Find the word "concentraciones" in the records below. List each line containing it.
** START OF Material for this task **
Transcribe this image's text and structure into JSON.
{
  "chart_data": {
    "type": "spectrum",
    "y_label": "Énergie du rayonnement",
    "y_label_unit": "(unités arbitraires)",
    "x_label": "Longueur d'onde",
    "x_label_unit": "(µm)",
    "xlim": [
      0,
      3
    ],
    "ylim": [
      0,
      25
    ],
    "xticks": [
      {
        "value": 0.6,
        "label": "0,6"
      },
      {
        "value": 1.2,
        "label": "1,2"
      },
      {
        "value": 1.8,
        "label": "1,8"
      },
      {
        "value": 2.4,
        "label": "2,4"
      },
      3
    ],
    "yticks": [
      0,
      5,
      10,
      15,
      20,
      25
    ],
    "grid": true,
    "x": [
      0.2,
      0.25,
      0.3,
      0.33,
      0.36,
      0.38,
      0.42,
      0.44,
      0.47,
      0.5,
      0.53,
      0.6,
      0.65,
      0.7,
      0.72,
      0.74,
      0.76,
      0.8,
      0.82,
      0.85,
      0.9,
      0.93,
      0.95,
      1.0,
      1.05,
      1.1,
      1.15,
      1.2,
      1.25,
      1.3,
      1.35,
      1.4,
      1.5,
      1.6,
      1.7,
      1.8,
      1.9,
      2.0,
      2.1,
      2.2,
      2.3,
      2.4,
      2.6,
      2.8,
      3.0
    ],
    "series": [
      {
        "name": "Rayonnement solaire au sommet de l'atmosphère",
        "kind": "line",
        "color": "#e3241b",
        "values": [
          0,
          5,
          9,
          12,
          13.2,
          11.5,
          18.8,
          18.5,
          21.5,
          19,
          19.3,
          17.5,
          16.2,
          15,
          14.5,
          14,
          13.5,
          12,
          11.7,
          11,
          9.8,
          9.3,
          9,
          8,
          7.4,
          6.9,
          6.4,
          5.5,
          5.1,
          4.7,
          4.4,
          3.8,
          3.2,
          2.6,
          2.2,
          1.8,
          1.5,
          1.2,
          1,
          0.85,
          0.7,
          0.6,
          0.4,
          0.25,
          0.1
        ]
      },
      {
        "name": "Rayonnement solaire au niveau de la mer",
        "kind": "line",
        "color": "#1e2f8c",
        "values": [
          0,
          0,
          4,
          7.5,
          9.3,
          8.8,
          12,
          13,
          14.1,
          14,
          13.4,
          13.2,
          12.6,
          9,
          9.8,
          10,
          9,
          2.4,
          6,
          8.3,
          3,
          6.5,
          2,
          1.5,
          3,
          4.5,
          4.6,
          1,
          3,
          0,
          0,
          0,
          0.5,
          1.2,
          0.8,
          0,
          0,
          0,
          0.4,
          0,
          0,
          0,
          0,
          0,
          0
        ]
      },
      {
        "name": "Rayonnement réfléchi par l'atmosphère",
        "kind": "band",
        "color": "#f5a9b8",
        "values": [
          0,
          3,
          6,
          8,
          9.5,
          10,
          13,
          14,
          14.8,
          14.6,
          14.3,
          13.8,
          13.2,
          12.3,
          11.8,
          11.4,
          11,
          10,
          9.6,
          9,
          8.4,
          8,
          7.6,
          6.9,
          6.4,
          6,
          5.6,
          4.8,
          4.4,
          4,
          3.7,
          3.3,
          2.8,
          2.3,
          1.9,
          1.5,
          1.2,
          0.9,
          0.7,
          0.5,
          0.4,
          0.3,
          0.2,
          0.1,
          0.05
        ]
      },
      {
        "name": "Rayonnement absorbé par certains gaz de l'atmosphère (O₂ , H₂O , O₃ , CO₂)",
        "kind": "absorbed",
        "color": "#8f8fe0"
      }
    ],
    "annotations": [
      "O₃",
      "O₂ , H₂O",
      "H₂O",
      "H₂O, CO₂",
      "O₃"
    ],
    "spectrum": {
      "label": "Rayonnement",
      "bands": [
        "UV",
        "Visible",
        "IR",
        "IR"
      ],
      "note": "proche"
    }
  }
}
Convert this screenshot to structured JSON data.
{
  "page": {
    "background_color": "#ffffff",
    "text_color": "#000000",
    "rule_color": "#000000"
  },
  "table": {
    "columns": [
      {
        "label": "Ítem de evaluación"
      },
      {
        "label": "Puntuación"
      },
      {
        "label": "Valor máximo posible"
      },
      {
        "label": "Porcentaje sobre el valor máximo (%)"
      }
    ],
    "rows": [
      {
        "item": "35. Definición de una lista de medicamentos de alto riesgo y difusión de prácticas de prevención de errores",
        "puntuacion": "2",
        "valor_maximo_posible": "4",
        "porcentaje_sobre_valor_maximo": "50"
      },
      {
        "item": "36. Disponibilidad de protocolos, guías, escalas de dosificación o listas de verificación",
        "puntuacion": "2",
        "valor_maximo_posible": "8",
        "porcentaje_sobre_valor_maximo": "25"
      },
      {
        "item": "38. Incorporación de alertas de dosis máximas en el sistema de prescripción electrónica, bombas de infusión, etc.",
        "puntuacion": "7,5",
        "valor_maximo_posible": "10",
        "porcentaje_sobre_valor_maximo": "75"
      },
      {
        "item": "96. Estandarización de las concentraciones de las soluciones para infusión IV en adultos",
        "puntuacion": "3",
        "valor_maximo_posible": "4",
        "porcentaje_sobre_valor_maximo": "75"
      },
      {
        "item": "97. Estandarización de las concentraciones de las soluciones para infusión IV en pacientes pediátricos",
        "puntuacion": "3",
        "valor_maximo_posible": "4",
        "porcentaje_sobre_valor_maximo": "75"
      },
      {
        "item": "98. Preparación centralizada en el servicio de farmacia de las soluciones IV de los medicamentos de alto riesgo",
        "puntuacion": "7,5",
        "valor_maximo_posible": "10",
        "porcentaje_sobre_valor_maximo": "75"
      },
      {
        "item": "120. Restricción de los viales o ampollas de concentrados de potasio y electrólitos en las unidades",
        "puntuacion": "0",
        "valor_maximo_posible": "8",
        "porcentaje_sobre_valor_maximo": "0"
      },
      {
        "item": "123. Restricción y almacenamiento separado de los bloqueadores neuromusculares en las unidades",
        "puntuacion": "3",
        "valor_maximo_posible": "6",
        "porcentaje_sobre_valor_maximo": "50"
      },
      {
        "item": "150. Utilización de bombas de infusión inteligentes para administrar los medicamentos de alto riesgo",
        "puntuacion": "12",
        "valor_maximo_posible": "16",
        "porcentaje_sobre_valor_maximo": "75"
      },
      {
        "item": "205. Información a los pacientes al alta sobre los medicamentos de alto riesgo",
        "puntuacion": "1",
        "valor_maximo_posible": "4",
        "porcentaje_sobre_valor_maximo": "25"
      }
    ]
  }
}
** END OF Material for this task **
Task answer:
        "item": "96. Estandarización de las concentraciones de las soluciones para infusión IV en adultos",
        "item": "97. Estandarización de las concentraciones de las soluciones para infusión IV en pacientes pediátricos",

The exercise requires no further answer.